Tugas Singkat 1
Tuliskan kembali tanpa perubahan baris-baris catatan dari awal catatan sampai baris yang memuat "lot-trophy-icon[interactable]: ♜ <box>394 392", termasuk kedua baris ujungnya.
Tugas Singkat 2
Lanjutkan berita tentang saham BNBR di PLTU Tanjung Jati A mulai dari titik berhentinya.

Rabu, 27 Juli 2011

BNBR Harap 51% Saham di PLTU Tanjung Jati A

INILAH.COM, Jakarta – PT Bakrie and Brothers Tbk (BNBR) masih bernegoisasi dengan Samsung C&T Corporation untuk proyek PLTU Tanjung Jati A Jawa Barat.

Perseroan mengharapkan kepemilikan mayoritas di atas 51% dalam proyek tersebut. Hal itu disampaikan Direktur Keuangan BNBR Eddy Soeparno, Rabu (27/7).”Samsung masih negoisasi. Idealnya Bakrie apalagi kita sebagai pemilik lisensi idealnya lebih besar di atas 51% lah kita,” ujar Eddy.

Lebih lanjut ia mengatakan, Samsung sudah menyatakan komitmen untuk menjadi pemegang saham di proyek PLTU tersebut. Nanti, Samsung akan mengkoordinir pendanaan proyek PLTU Jati A tersebut. Nilai investasi proyek tersebut sekitar US$2 miliar.

Selain itu, perseroan bermitra dengan mitra asing untuk proyek pembangkit listrik. BNBR bermitra dengan Panax dari Australia untuk pengembangan geo thermal dan Tata Power untuk pengembangan batu bara di Kalimantan Timur. ”Porsi kepemilikan Tata Power sebesar 30% di proyek pembangkit listrik Kalimantan Timur dan Panax itu sekitar 30%,” tutur Eddy.

Eddy menambahkan, pihaknya bermitra dengan pihak asing karena ingin membuka lebar akses perbankan global.Perseroan masuk ke sektor infrastruktur dengan nilai investasi sekitar US$5 miiliar. Adapun bidang usaha yang dilirik yaitu pembangkit listrik geothermal, batu bara dan jalan tol. “Kita berusaha dengan mitra yang mempunyai kapasitas baik untuk mengoperasikan, mengembangkan dan membawa akses kepada pendanaan,” ujar Eddy.

Cuplikan Data
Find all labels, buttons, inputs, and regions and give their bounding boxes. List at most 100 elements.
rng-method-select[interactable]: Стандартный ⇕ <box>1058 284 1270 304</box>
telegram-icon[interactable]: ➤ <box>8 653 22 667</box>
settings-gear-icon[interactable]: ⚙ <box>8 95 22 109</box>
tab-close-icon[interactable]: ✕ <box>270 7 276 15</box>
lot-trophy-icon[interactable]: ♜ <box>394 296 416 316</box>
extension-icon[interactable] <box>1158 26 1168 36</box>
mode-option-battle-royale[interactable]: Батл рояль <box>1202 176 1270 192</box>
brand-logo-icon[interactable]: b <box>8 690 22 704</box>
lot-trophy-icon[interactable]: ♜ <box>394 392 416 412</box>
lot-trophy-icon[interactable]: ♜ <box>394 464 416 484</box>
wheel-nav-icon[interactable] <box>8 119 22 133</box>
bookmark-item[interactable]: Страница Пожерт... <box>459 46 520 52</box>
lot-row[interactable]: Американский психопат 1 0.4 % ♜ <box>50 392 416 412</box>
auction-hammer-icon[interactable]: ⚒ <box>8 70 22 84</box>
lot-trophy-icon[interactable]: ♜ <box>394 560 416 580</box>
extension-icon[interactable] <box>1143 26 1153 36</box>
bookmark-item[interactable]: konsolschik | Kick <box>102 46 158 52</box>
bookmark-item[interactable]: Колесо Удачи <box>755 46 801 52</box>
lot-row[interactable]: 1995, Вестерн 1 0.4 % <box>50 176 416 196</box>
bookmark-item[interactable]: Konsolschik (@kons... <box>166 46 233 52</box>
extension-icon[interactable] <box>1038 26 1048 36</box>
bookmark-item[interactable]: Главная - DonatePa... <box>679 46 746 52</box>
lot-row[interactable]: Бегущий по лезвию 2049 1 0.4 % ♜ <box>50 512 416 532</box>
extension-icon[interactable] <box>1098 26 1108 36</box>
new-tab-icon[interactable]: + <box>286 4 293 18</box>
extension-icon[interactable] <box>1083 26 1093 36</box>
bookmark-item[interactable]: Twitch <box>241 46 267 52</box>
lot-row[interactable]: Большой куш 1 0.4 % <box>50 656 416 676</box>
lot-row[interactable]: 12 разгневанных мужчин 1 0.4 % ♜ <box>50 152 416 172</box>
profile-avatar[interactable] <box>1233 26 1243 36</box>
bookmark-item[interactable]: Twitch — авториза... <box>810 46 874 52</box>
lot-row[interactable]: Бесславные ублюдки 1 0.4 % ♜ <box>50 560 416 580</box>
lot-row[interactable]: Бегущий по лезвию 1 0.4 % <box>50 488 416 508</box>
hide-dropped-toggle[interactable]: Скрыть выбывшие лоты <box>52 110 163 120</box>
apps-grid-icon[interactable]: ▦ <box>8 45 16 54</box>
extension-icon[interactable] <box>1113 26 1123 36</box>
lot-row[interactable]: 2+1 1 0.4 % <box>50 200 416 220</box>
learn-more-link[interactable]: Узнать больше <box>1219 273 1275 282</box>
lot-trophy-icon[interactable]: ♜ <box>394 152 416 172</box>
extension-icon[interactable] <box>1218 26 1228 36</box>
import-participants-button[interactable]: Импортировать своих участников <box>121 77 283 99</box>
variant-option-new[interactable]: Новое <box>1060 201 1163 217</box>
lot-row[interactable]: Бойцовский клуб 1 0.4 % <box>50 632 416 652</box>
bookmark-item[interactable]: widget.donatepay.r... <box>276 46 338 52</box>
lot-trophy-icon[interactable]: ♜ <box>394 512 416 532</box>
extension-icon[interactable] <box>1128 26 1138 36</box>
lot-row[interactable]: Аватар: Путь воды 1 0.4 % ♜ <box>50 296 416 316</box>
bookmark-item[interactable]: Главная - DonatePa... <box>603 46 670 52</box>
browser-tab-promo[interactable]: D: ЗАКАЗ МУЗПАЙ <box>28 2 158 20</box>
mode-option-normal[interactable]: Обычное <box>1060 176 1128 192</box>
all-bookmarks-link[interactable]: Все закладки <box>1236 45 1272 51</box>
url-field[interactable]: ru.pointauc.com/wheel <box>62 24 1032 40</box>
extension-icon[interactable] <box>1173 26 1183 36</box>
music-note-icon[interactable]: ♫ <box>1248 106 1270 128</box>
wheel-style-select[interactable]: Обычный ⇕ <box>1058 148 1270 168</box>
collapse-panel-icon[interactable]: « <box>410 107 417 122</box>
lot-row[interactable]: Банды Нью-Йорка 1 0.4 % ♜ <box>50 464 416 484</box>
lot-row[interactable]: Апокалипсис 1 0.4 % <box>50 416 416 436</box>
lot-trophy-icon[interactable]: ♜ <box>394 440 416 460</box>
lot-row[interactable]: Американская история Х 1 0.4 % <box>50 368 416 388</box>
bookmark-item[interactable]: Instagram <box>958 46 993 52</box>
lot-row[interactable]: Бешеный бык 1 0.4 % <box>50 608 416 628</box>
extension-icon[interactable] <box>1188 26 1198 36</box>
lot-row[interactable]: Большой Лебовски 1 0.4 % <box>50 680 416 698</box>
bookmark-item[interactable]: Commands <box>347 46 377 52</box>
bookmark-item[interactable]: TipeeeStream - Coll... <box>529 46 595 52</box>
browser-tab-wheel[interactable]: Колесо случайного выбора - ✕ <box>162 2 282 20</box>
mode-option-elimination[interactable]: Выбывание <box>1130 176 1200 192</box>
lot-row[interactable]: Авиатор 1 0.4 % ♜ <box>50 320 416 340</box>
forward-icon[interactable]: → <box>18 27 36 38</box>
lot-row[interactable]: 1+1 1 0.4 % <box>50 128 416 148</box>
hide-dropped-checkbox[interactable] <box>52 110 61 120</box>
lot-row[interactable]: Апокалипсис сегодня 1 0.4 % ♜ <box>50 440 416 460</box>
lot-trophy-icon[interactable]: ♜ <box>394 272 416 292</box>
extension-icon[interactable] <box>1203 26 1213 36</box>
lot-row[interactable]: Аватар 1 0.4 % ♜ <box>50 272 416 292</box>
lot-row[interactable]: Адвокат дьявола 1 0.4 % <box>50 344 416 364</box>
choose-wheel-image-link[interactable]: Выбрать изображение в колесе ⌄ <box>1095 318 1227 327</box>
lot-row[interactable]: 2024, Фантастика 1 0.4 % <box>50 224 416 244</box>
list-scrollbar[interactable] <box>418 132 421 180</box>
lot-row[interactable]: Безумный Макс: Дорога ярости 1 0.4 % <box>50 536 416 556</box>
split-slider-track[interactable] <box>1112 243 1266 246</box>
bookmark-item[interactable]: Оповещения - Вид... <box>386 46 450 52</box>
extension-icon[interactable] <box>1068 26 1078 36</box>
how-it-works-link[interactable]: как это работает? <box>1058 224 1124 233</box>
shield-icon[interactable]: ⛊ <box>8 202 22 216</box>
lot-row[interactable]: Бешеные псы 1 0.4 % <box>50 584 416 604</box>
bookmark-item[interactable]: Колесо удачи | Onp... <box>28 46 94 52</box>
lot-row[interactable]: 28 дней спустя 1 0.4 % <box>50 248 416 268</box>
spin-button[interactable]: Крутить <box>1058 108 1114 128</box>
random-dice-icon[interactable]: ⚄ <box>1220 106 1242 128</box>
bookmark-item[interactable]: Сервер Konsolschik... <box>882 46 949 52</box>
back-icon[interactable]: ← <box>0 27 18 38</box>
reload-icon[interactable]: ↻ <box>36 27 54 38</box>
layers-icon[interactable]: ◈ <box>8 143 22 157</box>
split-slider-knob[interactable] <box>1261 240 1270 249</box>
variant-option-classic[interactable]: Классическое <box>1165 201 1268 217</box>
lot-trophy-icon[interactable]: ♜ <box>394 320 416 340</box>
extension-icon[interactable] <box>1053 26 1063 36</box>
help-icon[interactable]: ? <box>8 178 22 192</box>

Jawaban Tugas 1
Find all labels, buttons, inputs, and regions and give their bounding boxes. List at most 100 elements.
rng-method-select[interactable]: Стандартный ⇕ <box>1058 284 1270 304</box>
telegram-icon[interactable]: ➤ <box>8 653 22 667</box>
settings-gear-icon[interactable]: ⚙ <box>8 95 22 109</box>
tab-close-icon[interactable]: ✕ <box>270 7 276 15</box>
lot-trophy-icon[interactable]: ♜ <box>394 296 416 316</box>
extension-icon[interactable] <box>1158 26 1168 36</box>
mode-option-battle-royale[interactable]: Батл рояль <box>1202 176 1270 192</box>
brand-logo-icon[interactable]: b <box>8 690 22 704</box>
lot-trophy-icon[interactable]: ♜ <box>394 392 416 412</box>

Jawaban Tugas 2
Terkait mempercepat pelunasan utang sebesar Rp3 triliun, Eddy menuturkan, pihaknya akan menggunakan debt asset seattlement sebesar 90% untuk melunasi utang dan sisa sekitar 10% dengan dana tunai. Pembayaran utang dengan debt asset settlement dilakukan sejak tahun 2010 dengan pembayaran utang senilai Rp2,2 triliun. “Prosesnya masih berjalan dan kurang lebih skenarionya sama seperti itu. Tahun lalu kan kita lakukan seperti itu dengan penjualan aset. Kita perusahaan investasi yang memiliki banyak saham, ada penurunan portofolio saham karena digunakan untuk penjualan,” tutur Eddy.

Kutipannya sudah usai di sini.